(What is being asked): Exactly repeat all the records below, omitting the images they hold.

(Dataset records):
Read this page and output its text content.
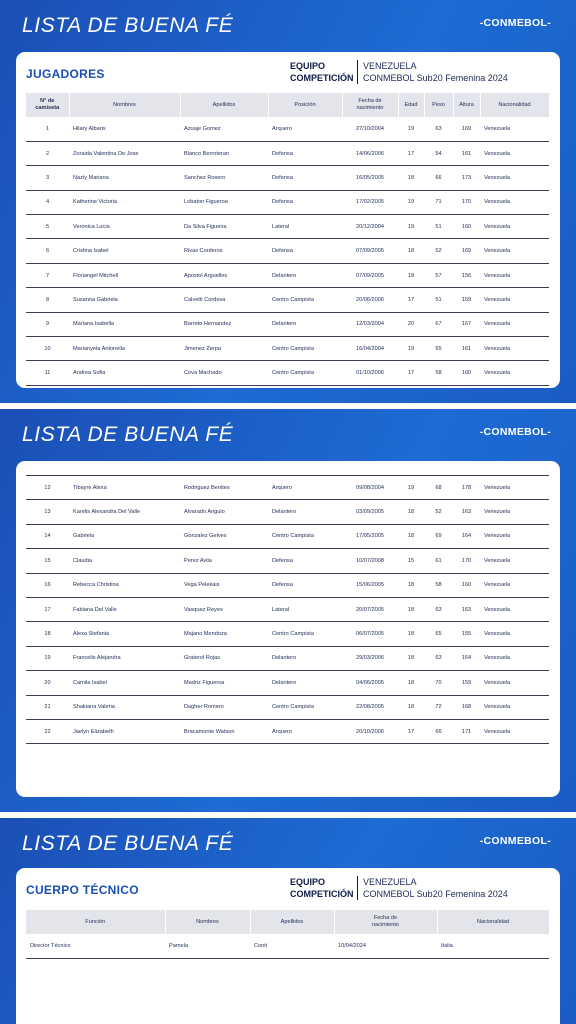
LISTA DE BUENA FÉ	-CONMEBOL-
JUGADORES
EQUIPO
COMPETICIÓN
VENEZUELA
CONMEBOL Sub20 Femenina 2024
N° de
camiseta	Nombres	Apellidos	Posición	Fecha de
nacimiento	Edad	Peso	Altura	Nacionalidad
1	Hilary Albaris	Azuaje Gomez	Arquero	27/10/2004	19	63	169	Venezuela
2	Zoraida Valentina De Jose	Blanco Berroteran	Defensa	14/06/2006	17	54	161	Venezuela
3	Nazly Mariana	Sanchez Rosero	Defensa	16/05/2005	18	66	173	Venezuela
4	Katherine Victoria	Lobaton Figueroa	Defensa	17/02/2005	19	71	170	Venezuela
5	Veronica Lucia	Da Silva Figueira	Lateral	20/12/2004	19	51	160	Venezuela
6	Cristina Isabel	Rivas Corderos	Defensa	07/09/2005	18	52	169	Venezuela
7	Floriangel Mitchell	Apostol Arguelles	Delantero	07/09/2005	18	57	156	Venezuela
8	Susanna Gabriela	Calvetti Cordova	Centro Campista	20/06/2006	17	51	159	Venezuela
9	Mariana Isabella	Barreto Hernandez	Delantero	12/03/2004	20	67	167	Venezuela
10	Marianyela Antonella	Jimenez Zerpa	Centro Campista	16/04/2004	19	65	161	Venezuela
11	Andrea Sofia	Cova Machado	Centro Campista	01/10/2006	17	58	160	Venezuela
LISTA DE BUENA FÉ	-CONMEBOL-
12	Tibayre Alexa	Rodriguez Benites	Arquero	09/08/2004	19	68	178	Venezuela
13	Karelis Alexandra Del Valle	Alvarado Angulo	Delantero	03/09/2005	18	52	163	Venezuela
14	Gabriela	Gonzalez Gelves	Centro Campista	17/05/2005	18	69	164	Venezuela
15	Claudia	Perez Avila	Defensa	10/07/2008	15	61	170	Venezuela
16	Rebecca Christina	Vega Pelekais	Defensa	15/06/2005	18	58	160	Venezuela
17	Fabiana Del Valle	Vasquez Reyes	Lateral	20/07/2005	18	63	163	Venezuela
18	Alexa Stefania	Majano Mendoza	Centro Campista	06/07/2005	18	65	155	Venezuela
19	Francelis Alejandra	Graterol Rojas	Delantero	29/03/2006	18	63	164	Venezuela
20	Camila Isabel	Madriz Figueroa	Delantero	04/06/2005	18	70	159	Venezuela
21	Shakiana Valeria	Dagher Romero	Centro Campista	22/08/2005	18	72	168	Venezuela
22	Jaelyn Elizabeth	Bracamonte Watson	Arquero	20/10/2006	17	66	171	Venezuela
LISTA DE BUENA FÉ	-CONMEBOL-
CUERPO TÉCNICO
EQUIPO
COMPETICIÓN
VENEZUELA
CONMEBOL Sub20 Femenina 2024
Función	Nombres	Apellidos	Fecha de
nacimiento	Nacionalidad
Director Técnico	Pamela	Conti	10/04/2024	Italia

(The reply):
Read this page and output its text content.
LISTA DE BUENA FÉ	-CONMEBOL-
JUGADORES
EQUIPO
COMPETICIÓN
VENEZUELA
CONMEBOL Sub20 Femenina 2024
N° de
camiseta	Nombres	Apellidos	Posición	Fecha de
nacimiento	Edad	Peso	Altura	Nacionalidad
1	Hilary Albaris	Azuaje Gomez	Arquero	27/10/2004	19	63	169	Venezuela
2	Zoraida Valentina De Jose	Blanco Berroteran	Defensa	14/06/2006	17	54	161	Venezuela
3	Nazly Mariana	Sanchez Rosero	Defensa	16/05/2005	18	66	173	Venezuela
4	Katherine Victoria	Lobaton Figueroa	Defensa	17/02/2005	19	71	170	Venezuela
5	Veronica Lucia	Da Silva Figueira	Lateral	20/12/2004	19	51	160	Venezuela
6	Cristina Isabel	Rivas Corderos	Defensa	07/09/2005	18	52	169	Venezuela
7	Floriangel Mitchell	Apostol Arguelles	Delantero	07/09/2005	18	57	156	Venezuela
8	Susanna Gabriela	Calvetti Cordova	Centro Campista	20/06/2006	17	51	159	Venezuela
9	Mariana Isabella	Barreto Hernandez	Delantero	12/03/2004	20	67	167	Venezuela
10	Marianyela Antonella	Jimenez Zerpa	Centro Campista	16/04/2004	19	65	161	Venezuela
11	Andrea Sofia	Cova Machado	Centro Campista	01/10/2006	17	58	160	Venezuela
LISTA DE BUENA FÉ	-CONMEBOL-
12	Tibayre Alexa	Rodriguez Benites	Arquero	09/08/2004	19	68	178	Venezuela
13	Karelis Alexandra Del Valle	Alvarado Angulo	Delantero	03/09/2005	18	52	163	Venezuela
14	Gabriela	Gonzalez Gelves	Centro Campista	17/05/2005	18	69	164	Venezuela
15	Claudia	Perez Avila	Defensa	10/07/2008	15	61	170	Venezuela
16	Rebecca Christina	Vega Pelekais	Defensa	15/06/2005	18	58	160	Venezuela
17	Fabiana Del Valle	Vasquez Reyes	Lateral	20/07/2005	18	63	163	Venezuela
18	Alexa Stefania	Majano Mendoza	Centro Campista	06/07/2005	18	65	155	Venezuela
19	Francelis Alejandra	Graterol Rojas	Delantero	29/03/2006	18	63	164	Venezuela
20	Camila Isabel	Madriz Figueroa	Delantero	04/06/2005	18	70	159	Venezuela
21	Shakiana Valeria	Dagher Romero	Centro Campista	22/08/2005	18	72	168	Venezuela
22	Jaelyn Elizabeth	Bracamonte Watson	Arquero	20/10/2006	17	66	171	Venezuela
LISTA DE BUENA FÉ	-CONMEBOL-
CUERPO TÉCNICO
EQUIPO
COMPETICIÓN
VENEZUELA
CONMEBOL Sub20 Femenina 2024
Función	Nombres	Apellidos	Fecha de
nacimiento	Nacionalidad
Director Técnico	Pamela	Conti	10/04/2024	Italia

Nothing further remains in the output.